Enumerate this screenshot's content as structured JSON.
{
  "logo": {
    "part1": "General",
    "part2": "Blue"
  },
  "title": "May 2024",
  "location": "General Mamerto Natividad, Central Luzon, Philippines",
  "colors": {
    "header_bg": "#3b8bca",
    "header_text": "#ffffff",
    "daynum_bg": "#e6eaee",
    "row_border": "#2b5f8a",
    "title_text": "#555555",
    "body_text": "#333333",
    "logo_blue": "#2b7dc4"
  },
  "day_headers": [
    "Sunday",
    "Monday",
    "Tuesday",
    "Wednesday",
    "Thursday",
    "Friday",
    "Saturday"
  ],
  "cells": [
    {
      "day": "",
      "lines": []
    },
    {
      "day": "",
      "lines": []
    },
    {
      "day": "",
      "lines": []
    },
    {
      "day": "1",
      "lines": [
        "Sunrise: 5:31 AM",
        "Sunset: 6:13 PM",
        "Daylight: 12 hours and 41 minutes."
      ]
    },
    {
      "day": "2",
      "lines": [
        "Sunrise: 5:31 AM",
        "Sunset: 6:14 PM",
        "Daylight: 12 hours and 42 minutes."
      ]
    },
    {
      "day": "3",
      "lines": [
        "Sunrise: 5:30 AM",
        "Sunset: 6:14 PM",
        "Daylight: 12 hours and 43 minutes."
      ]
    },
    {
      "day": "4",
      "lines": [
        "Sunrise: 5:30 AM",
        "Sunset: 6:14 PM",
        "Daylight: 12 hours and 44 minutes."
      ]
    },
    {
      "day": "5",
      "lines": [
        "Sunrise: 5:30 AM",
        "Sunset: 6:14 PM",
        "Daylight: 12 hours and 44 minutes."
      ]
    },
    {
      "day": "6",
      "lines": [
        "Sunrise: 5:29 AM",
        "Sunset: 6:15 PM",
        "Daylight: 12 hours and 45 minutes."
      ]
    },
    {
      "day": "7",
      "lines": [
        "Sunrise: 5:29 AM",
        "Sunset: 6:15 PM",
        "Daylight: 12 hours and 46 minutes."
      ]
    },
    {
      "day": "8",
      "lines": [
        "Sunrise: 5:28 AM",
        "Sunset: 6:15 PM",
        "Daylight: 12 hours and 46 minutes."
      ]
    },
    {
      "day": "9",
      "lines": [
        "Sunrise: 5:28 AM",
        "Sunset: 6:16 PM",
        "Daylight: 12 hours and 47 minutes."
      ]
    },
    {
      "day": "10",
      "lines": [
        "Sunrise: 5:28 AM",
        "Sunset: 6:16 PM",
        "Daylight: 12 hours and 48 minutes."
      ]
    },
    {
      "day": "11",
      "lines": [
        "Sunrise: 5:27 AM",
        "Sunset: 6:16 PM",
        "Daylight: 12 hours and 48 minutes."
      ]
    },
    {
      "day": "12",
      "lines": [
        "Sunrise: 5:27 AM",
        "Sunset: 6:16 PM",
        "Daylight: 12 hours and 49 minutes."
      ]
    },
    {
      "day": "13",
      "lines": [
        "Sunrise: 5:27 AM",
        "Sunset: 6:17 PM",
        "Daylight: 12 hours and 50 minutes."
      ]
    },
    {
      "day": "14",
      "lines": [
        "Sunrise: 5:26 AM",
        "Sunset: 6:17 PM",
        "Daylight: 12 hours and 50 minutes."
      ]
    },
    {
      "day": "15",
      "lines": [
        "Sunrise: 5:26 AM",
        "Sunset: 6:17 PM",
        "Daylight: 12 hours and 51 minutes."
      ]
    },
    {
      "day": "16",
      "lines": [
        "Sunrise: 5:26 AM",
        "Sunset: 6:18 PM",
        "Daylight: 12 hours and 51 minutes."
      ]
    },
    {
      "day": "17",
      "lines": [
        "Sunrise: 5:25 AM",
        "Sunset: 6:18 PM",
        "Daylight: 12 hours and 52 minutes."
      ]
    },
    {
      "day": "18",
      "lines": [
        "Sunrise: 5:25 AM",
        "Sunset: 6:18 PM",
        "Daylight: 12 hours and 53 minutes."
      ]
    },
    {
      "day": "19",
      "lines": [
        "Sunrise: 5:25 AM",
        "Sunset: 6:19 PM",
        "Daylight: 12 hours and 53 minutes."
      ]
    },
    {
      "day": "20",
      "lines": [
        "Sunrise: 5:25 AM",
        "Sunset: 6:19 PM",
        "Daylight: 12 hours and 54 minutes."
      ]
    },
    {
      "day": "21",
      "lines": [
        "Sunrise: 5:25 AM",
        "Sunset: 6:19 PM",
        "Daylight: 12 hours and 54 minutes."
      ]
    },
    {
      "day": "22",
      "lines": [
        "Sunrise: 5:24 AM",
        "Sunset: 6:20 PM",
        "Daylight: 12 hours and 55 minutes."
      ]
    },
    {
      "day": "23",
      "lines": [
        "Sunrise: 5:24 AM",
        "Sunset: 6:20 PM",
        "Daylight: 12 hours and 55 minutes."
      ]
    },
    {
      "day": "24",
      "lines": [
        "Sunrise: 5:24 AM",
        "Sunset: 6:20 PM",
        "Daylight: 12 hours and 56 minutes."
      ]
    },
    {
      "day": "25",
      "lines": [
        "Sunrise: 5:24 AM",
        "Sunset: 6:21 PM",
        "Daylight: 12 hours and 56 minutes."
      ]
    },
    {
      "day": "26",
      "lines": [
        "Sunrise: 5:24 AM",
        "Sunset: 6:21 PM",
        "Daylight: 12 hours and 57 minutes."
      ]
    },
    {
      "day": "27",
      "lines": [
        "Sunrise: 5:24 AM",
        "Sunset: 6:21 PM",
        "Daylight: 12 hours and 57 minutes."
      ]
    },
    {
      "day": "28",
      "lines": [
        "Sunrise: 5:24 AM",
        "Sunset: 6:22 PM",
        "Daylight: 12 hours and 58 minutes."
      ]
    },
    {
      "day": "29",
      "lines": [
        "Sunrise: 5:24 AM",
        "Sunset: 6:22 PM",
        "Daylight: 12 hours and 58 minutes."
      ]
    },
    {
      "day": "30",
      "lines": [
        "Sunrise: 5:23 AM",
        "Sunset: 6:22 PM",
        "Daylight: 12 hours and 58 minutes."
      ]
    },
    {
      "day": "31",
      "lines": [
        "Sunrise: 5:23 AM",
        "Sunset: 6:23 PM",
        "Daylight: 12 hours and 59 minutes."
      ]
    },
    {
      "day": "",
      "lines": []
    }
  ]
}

Task to carry out: Only lines holding the string "General" are wanted; gather each one from the entries above.

Complete response:
    "part1": "General",
  "location": "General Mamerto Natividad, Central Luzon, Philippines",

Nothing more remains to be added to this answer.